● **AIM**
Read the lines that follow and pick out every one containing the word "wszystkich".

[Start LISTED RECORDS]

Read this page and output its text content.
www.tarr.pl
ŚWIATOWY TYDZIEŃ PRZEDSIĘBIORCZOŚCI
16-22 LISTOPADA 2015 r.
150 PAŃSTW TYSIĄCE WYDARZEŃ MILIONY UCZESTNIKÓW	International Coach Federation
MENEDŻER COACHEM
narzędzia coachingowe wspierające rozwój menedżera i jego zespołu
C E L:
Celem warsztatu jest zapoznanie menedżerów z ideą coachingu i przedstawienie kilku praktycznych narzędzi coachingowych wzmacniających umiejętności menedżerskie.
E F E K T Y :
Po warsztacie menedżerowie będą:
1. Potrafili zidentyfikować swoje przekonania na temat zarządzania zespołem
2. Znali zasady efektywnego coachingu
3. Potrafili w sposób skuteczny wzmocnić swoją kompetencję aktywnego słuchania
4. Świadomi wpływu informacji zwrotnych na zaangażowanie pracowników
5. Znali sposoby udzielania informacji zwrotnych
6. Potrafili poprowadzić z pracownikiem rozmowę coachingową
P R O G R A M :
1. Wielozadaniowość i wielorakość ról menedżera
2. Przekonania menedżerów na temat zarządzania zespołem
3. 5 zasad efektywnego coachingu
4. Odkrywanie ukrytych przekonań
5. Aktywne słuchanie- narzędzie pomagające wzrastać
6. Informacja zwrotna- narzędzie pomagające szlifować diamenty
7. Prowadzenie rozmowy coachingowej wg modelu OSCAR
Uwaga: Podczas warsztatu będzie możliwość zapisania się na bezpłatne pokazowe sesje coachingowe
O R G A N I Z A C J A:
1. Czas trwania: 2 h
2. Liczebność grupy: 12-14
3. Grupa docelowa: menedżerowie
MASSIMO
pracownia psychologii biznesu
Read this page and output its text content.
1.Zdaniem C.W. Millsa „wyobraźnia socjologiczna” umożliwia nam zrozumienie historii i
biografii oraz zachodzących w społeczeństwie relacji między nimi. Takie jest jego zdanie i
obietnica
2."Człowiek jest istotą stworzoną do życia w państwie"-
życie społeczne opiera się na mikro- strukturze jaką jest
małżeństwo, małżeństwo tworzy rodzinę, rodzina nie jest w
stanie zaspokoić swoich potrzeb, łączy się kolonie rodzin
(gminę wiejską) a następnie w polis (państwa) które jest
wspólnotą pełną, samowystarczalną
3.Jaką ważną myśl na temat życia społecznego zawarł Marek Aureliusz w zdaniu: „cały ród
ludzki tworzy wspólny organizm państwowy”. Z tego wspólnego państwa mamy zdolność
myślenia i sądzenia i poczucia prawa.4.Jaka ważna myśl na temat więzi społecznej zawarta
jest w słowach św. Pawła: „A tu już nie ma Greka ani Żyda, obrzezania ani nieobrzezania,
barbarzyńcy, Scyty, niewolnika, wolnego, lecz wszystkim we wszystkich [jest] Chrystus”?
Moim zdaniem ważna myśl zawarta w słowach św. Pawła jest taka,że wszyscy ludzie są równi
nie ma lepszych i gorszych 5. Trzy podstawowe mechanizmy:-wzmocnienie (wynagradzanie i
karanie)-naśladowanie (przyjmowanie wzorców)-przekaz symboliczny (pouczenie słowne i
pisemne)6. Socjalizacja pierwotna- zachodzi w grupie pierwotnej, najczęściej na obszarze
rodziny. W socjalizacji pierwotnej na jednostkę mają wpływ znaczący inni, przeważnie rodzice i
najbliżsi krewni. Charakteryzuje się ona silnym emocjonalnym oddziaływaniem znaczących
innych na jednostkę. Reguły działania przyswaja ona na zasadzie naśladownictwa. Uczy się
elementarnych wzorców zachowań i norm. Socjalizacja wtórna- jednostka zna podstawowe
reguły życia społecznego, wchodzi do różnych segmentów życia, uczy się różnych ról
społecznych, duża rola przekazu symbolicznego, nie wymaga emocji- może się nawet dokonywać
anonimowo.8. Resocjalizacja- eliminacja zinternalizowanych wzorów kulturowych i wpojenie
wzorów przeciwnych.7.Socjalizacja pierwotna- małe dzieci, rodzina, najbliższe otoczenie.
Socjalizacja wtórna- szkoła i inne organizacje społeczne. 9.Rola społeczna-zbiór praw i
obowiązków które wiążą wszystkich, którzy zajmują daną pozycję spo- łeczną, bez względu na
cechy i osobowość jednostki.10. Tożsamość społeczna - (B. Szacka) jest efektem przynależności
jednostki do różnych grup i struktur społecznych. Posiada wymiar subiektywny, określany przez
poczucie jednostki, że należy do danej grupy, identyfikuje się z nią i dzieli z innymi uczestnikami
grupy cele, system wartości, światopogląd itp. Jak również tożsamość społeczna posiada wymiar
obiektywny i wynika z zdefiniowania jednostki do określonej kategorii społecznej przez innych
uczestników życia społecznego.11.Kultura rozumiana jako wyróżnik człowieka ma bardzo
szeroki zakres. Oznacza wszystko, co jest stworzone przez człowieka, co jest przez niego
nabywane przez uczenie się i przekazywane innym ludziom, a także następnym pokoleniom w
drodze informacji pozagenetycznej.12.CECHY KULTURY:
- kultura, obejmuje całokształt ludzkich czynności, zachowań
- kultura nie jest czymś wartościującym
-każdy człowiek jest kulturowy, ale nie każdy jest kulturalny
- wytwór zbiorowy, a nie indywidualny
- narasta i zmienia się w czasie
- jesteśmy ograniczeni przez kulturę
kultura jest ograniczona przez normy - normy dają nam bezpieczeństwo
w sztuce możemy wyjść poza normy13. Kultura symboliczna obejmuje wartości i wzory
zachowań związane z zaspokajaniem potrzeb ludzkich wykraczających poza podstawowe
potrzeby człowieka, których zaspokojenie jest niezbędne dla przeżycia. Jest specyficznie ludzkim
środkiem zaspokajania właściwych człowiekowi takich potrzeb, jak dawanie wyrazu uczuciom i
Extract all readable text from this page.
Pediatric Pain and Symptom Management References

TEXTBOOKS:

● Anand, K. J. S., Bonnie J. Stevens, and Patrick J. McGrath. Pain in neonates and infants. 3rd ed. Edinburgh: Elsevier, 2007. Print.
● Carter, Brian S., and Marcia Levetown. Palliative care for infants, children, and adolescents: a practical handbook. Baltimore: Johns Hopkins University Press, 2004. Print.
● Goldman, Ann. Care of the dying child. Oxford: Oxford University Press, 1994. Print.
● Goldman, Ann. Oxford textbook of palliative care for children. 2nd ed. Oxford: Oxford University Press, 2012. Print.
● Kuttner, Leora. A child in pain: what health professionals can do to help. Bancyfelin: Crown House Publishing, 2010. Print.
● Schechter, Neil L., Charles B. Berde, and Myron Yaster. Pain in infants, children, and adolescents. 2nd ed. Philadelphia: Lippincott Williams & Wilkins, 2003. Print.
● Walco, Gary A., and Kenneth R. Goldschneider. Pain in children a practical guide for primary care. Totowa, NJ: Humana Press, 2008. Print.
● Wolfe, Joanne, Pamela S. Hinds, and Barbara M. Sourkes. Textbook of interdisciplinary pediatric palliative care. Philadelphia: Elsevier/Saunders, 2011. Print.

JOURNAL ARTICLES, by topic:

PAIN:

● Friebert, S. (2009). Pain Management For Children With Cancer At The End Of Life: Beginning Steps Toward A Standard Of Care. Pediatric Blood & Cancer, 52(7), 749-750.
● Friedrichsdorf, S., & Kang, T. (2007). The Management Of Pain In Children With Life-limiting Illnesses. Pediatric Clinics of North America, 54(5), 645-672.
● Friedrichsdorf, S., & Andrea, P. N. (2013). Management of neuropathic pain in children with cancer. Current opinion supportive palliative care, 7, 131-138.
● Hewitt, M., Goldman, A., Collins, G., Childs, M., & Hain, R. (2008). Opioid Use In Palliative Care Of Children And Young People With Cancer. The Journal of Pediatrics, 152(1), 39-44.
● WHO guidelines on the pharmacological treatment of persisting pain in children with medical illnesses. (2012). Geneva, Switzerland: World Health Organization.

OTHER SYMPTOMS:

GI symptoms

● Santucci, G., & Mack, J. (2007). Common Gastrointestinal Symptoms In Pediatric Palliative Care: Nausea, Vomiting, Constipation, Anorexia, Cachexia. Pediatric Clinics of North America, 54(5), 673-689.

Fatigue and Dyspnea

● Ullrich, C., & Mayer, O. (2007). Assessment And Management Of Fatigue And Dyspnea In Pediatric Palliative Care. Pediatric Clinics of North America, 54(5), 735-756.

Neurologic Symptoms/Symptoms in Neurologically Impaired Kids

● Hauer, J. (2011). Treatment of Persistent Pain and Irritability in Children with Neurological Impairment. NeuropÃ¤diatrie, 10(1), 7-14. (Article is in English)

[End LISTED RECORDS]

● **OUTPUT OF THE TASK**
barbarzyńcy, Scyty, niewolnika, wolnego, lecz wszystkim we wszystkich [jest] Chrystus”?
obowiązków które wiążą wszystkich, którzy zajmują daną pozycję spo- łeczną, bez względu na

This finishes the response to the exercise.